RECORD SET:
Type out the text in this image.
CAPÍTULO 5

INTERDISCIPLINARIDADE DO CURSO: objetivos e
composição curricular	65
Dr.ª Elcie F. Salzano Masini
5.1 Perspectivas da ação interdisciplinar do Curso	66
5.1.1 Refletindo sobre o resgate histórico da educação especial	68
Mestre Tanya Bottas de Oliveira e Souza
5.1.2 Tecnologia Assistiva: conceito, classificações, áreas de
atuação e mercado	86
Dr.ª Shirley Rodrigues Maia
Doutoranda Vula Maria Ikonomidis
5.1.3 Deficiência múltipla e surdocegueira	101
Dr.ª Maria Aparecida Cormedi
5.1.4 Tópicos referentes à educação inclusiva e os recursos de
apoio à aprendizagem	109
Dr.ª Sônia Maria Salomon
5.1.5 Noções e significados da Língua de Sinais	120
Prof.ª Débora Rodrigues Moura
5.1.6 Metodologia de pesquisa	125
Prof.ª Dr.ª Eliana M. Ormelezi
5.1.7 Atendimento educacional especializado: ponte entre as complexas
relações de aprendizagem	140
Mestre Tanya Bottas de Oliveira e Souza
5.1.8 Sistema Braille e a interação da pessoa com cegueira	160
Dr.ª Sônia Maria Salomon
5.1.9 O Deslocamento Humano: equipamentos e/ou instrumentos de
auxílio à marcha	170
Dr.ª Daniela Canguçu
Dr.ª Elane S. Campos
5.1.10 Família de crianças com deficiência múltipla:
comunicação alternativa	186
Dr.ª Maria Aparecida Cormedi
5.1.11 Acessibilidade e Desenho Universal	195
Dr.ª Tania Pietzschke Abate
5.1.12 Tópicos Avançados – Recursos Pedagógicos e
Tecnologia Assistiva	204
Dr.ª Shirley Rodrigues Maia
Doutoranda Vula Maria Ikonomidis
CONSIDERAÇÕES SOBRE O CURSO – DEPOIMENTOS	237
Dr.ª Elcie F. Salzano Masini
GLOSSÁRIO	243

WHAT THE TASK ASKS: Print the listing above in its entirety, with every line exact.

THE RESPONSE:
Type out the text in this image.
CAPÍTULO 5

INTERDISCIPLINARIDADE DO CURSO: objetivos e
composição curricular	65
Dr.ª Elcie F. Salzano Masini
5.1 Perspectivas da ação interdisciplinar do Curso	66
5.1.1 Refletindo sobre o resgate histórico da educação especial	68
Mestre Tanya Bottas de Oliveira e Souza
5.1.2 Tecnologia Assistiva: conceito, classificações, áreas de
atuação e mercado	86
Dr.ª Shirley Rodrigues Maia
Doutoranda Vula Maria Ikonomidis
5.1.3 Deficiência múltipla e surdocegueira	101
Dr.ª Maria Aparecida Cormedi
5.1.4 Tópicos referentes à educação inclusiva e os recursos de
apoio à aprendizagem	109
Dr.ª Sônia Maria Salomon
5.1.5 Noções e significados da Língua de Sinais	120
Prof.ª Débora Rodrigues Moura
5.1.6 Metodologia de pesquisa	125
Prof.ª Dr.ª Eliana M. Ormelezi
5.1.7 Atendimento educacional especializado: ponte entre as complexas
relações de aprendizagem	140
Mestre Tanya Bottas de Oliveira e Souza
5.1.8 Sistema Braille e a interação da pessoa com cegueira	160
Dr.ª Sônia Maria Salomon
5.1.9 O Deslocamento Humano: equipamentos e/ou instrumentos de
auxílio à marcha	170
Dr.ª Daniela Canguçu
Dr.ª Elane S. Campos
5.1.10 Família de crianças com deficiência múltipla:
comunicação alternativa	186
Dr.ª Maria Aparecida Cormedi
5.1.11 Acessibilidade e Desenho Universal	195
Dr.ª Tania Pietzschke Abate
5.1.12 Tópicos Avançados – Recursos Pedagógicos e
Tecnologia Assistiva	204
Dr.ª Shirley Rodrigues Maia
Doutoranda Vula Maria Ikonomidis
CONSIDERAÇÕES SOBRE O CURSO – DEPOIMENTOS	237
Dr.ª Elcie F. Salzano Masini
GLOSSÁRIO	243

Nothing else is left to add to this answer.